A run of records
########################################

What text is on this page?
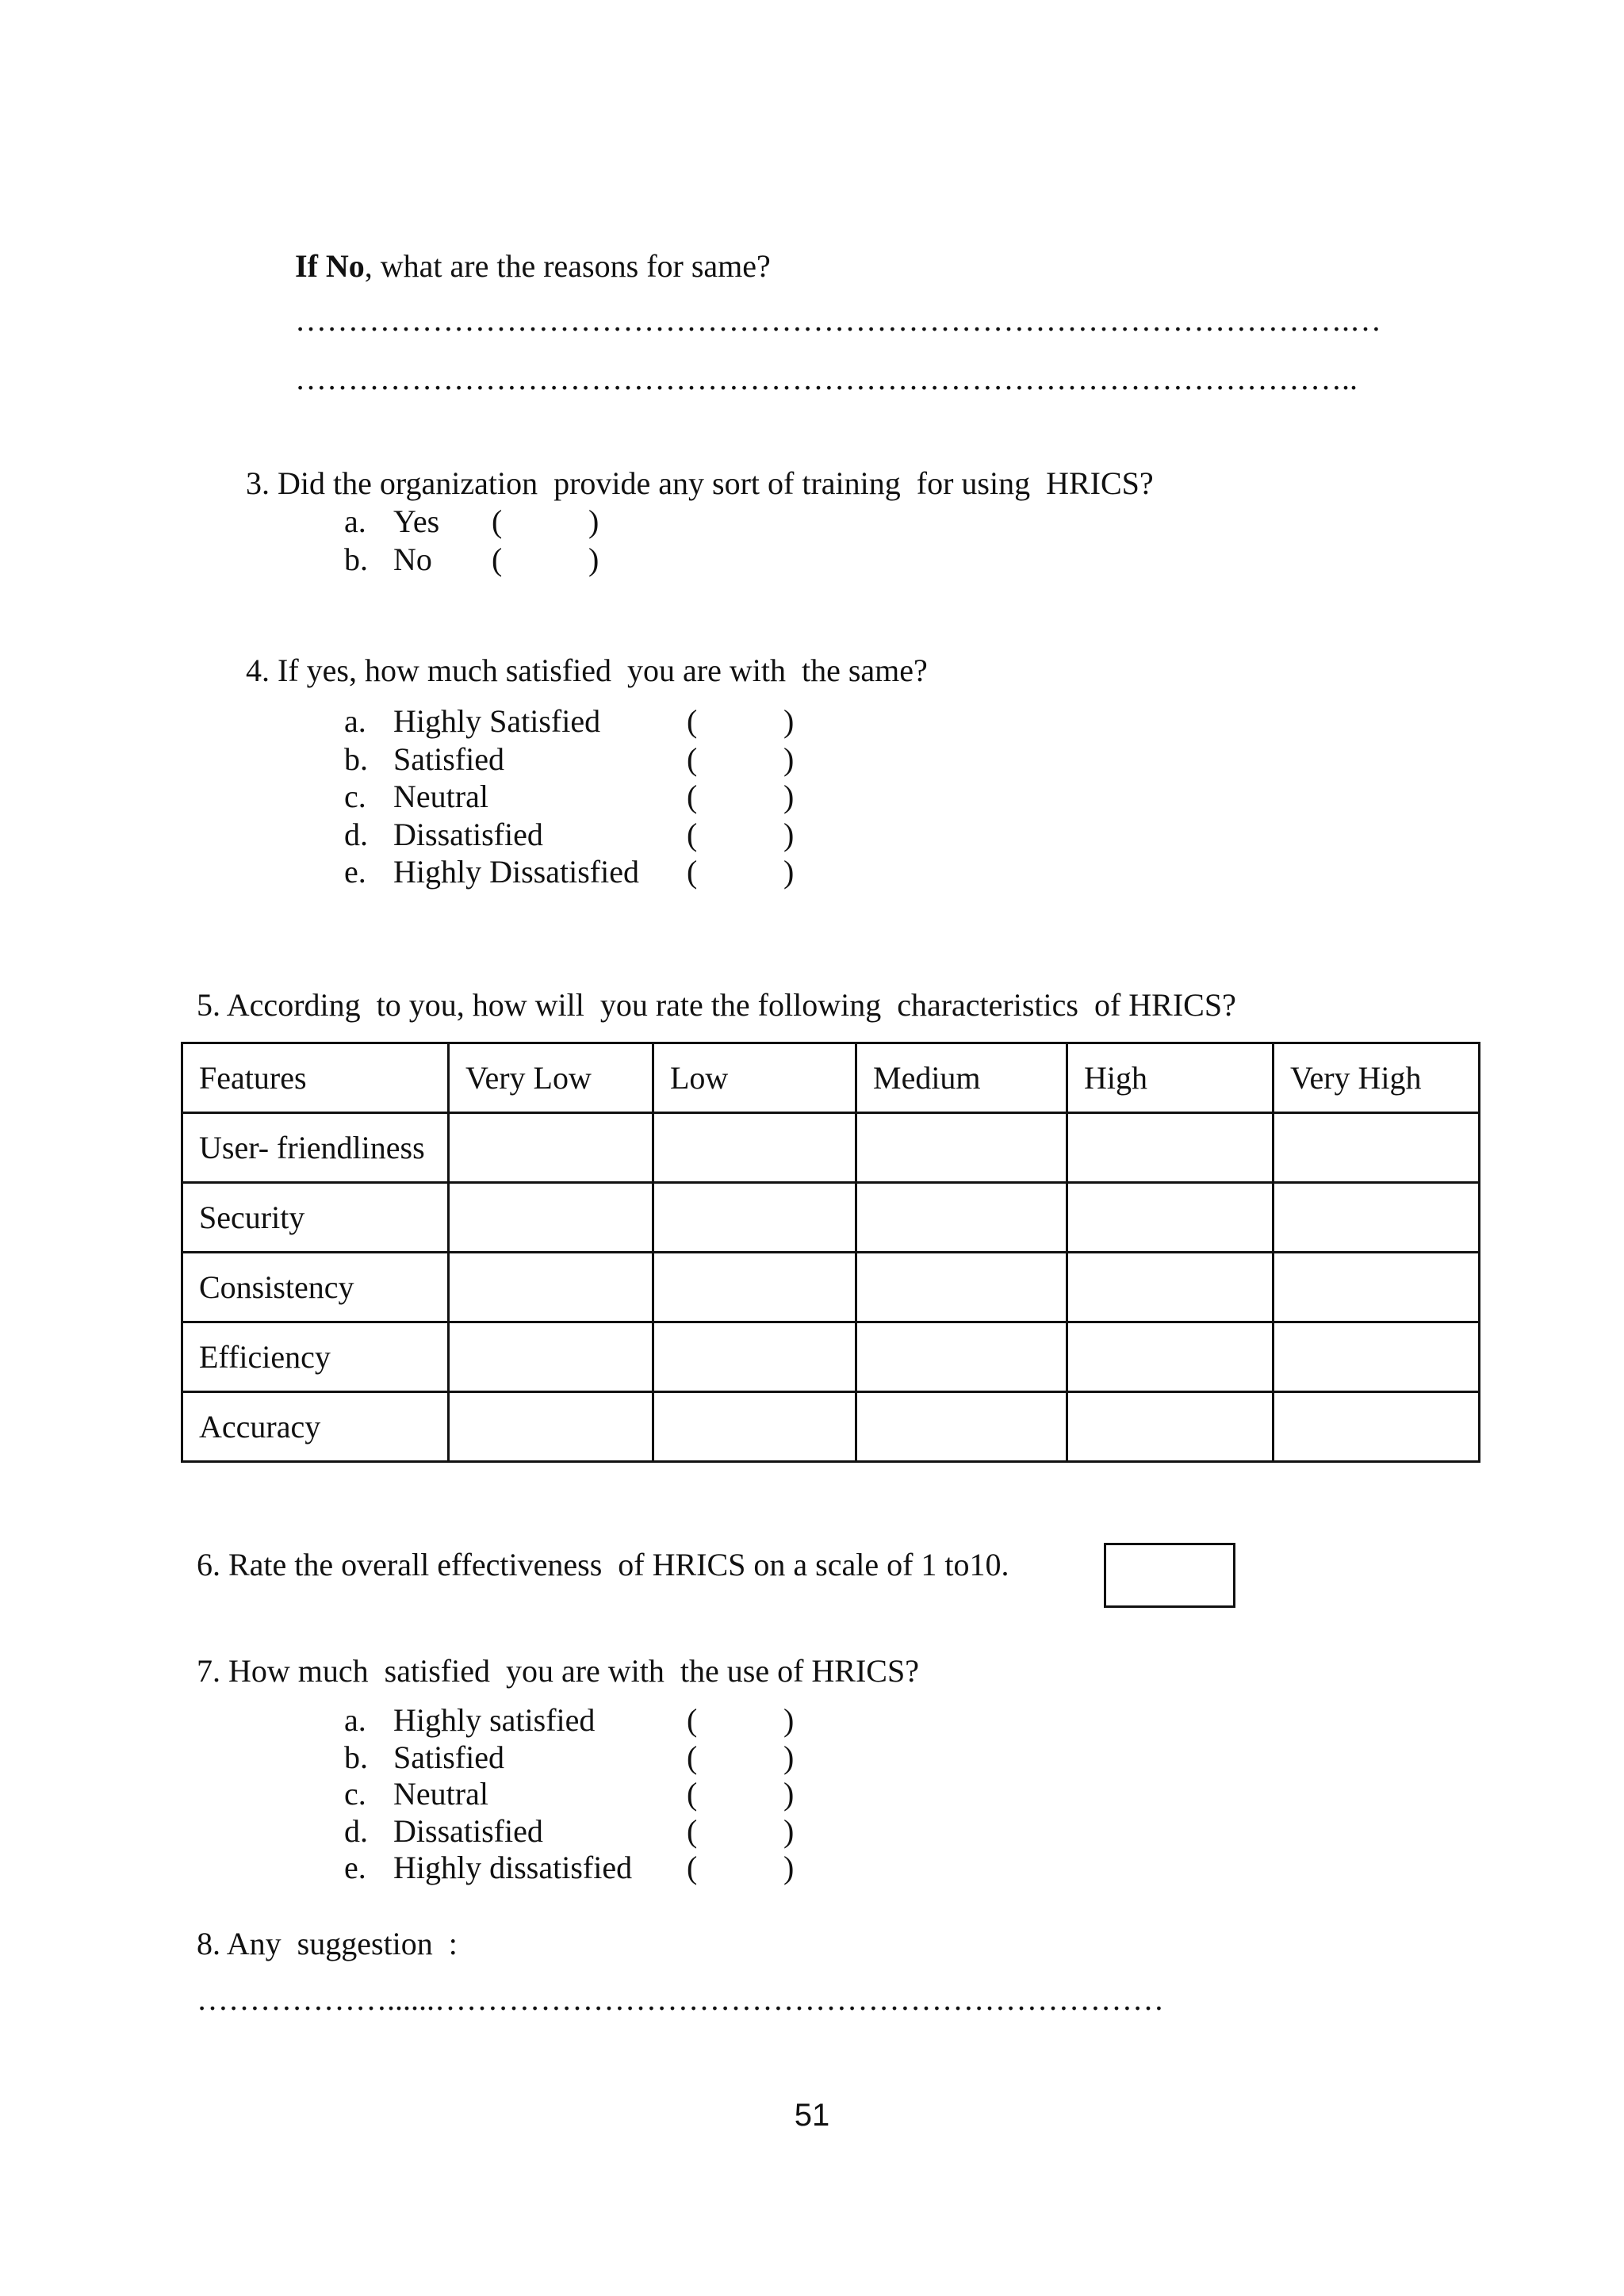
If No, what are the reasons for same?
……………………………………………………………………………………….…
………………………………………………………………………………………..
3. Did the organization  provide any sort of training  for using  HRICS?
a. Yes (	)
b. No (	)
4. If yes, how much satisfied  you are with  the same?
a. Highly Satisfied	(	)
b. Satisfied	(	)
c. Neutral	(	)
d. Dissatisfied	(	)
e. Highly Dissatisfied (	)
5. According  to you, how will  you rate the following  characteristics  of HRICS?
Features	Very Low	Low	Medium	High	Very High
User- friendliness					
Security					
Consistency					
Efficiency					
Accuracy					
6. Rate the overall effectiveness  of HRICS on a scale of 1 to10.
7. How much  satisfied  you are with  the use of HRICS?
a. Highly satisfied	(	)
b. Satisfied	(	)
c. Neutral	(	)
d. Dissatisfied	(	)
e. Highly dissatisfied (	)
8. Any  suggestion  :
………………......……………………………………………………………
51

########################################

■ **DO THIS**
Copy each line above containing the string "with".

■ **TASK ANSWER**
4. If yes, how much satisfied  you are with  the same?
7. How much  satisfied  you are with  the use of HRICS?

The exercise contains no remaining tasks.